[Some records]
______________________________

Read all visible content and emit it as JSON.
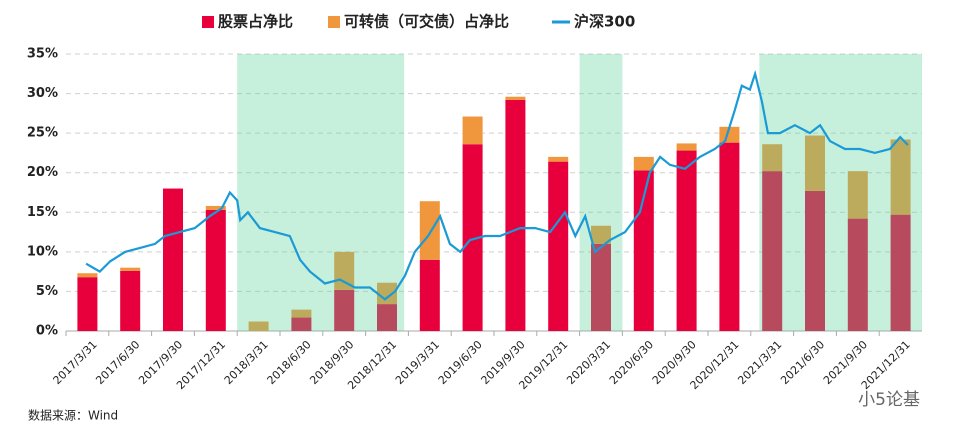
{
  "chart_data": {
    "type": "bar",
    "stacked": true,
    "categories": [
      "2017/3/31",
      "2017/6/30",
      "2017/9/30",
      "2017/12/31",
      "2018/3/31",
      "2018/6/30",
      "2018/9/30",
      "2018/12/31",
      "2019/3/31",
      "2019/6/30",
      "2019/9/30",
      "2019/12/31",
      "2020/3/31",
      "2020/6/30",
      "2020/9/30",
      "2020/12/31",
      "2021/3/31",
      "2021/6/30",
      "2021/9/30",
      "2021/12/31"
    ],
    "series": [
      {
        "name": "股票占净比",
        "color": "#e8003d",
        "values": [
          6.8,
          7.6,
          18,
          15.3,
          0,
          1.7,
          5.2,
          3.4,
          9.0,
          23.6,
          29.2,
          21.4,
          11.0,
          20.3,
          22.8,
          23.8,
          20.2,
          17.7,
          14.2,
          14.7
        ]
      },
      {
        "name": "可转债（可交债）占净比",
        "color": "#f0963c",
        "values": [
          0.5,
          0.4,
          0,
          0.5,
          1.2,
          1.0,
          4.8,
          2.7,
          7.4,
          3.5,
          0.4,
          0.6,
          2.3,
          1.7,
          0.9,
          2.0,
          3.4,
          7.0,
          6.0,
          9.5
        ]
      },
      {
        "name": "沪深300",
        "type": "line",
        "color": "#1a9ad6",
        "x": [
          0.47,
          0.79,
          1.03,
          1.38,
          1.73,
          2.08,
          2.31,
          2.66,
          3.01,
          3.36,
          3.64,
          3.83,
          4.0,
          4.07,
          4.25,
          4.53,
          4.88,
          5.23,
          5.47,
          5.7,
          6.05,
          6.4,
          6.75,
          7.1,
          7.45,
          7.69,
          7.92,
          8.15,
          8.46,
          8.74,
          8.97,
          9.21,
          9.44,
          9.79,
          10.14,
          10.37,
          10.61,
          10.96,
          11.31,
          11.66,
          11.9,
          12.13,
          12.36,
          12.71,
          13.06,
          13.41,
          13.64,
          13.88,
          14.11,
          14.46,
          14.81,
          15.16,
          15.4,
          15.63,
          15.79,
          15.98,
          16.1,
          16.26,
          16.4,
          16.68,
          17.03,
          17.38,
          17.62,
          17.85,
          18.2,
          18.55,
          18.9,
          19.25,
          19.49,
          19.67
        ],
        "values": [
          8.5,
          7.5,
          8.8,
          10,
          10.5,
          11,
          12,
          12.5,
          13,
          14.5,
          15.5,
          17.5,
          16.5,
          14,
          15,
          13,
          12.5,
          12,
          9,
          7.5,
          6,
          6.5,
          5.5,
          5.5,
          4,
          5,
          7,
          10,
          12,
          14.5,
          11,
          10,
          11.5,
          12,
          12,
          12.5,
          13,
          13,
          12.5,
          15,
          12,
          14.5,
          10,
          11.5,
          12.5,
          15,
          20,
          22,
          21,
          20.5,
          22,
          23,
          24,
          28,
          31,
          30.5,
          32.5,
          29,
          25,
          25,
          26,
          25,
          26,
          24,
          23,
          23,
          22.5,
          23,
          24.5,
          23.5
        ]
      }
    ],
    "xlim": [
      0,
      20
    ],
    "shaded_spans": [
      [
        4.0,
        7.9
      ],
      [
        12.0,
        13.0
      ],
      [
        16.2,
        20.0
      ]
    ],
    "ylim": [
      0,
      35
    ],
    "yticks": [
      {
        "value": 0,
        "label": "0%"
      },
      {
        "value": 5,
        "label": "5%"
      },
      {
        "value": 10,
        "label": "10%"
      },
      {
        "value": 15,
        "label": "15%"
      },
      {
        "value": 20,
        "label": "20%"
      },
      {
        "value": 25,
        "label": "25%"
      },
      {
        "value": 30,
        "label": "30%"
      },
      {
        "value": 35,
        "label": "35%"
      }
    ],
    "grid": true,
    "legend": "top",
    "source": "数据来源：Wind",
    "watermark": "小5论基"
  }
}
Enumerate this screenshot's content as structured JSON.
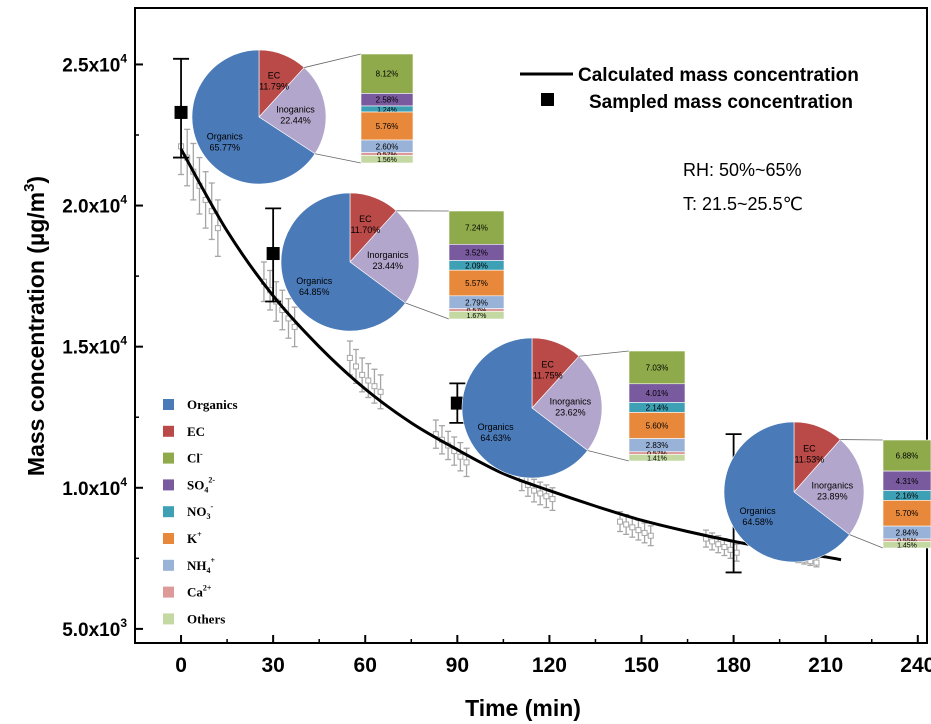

______________________________

▸ AIM OF THE EXERCISE: Locate each line containing the string "name" and show it.

▸ RESPONSE:
        "name": "股票占净比",
        "name": "可转债（可交债）占净比",
        "name": "沪深300",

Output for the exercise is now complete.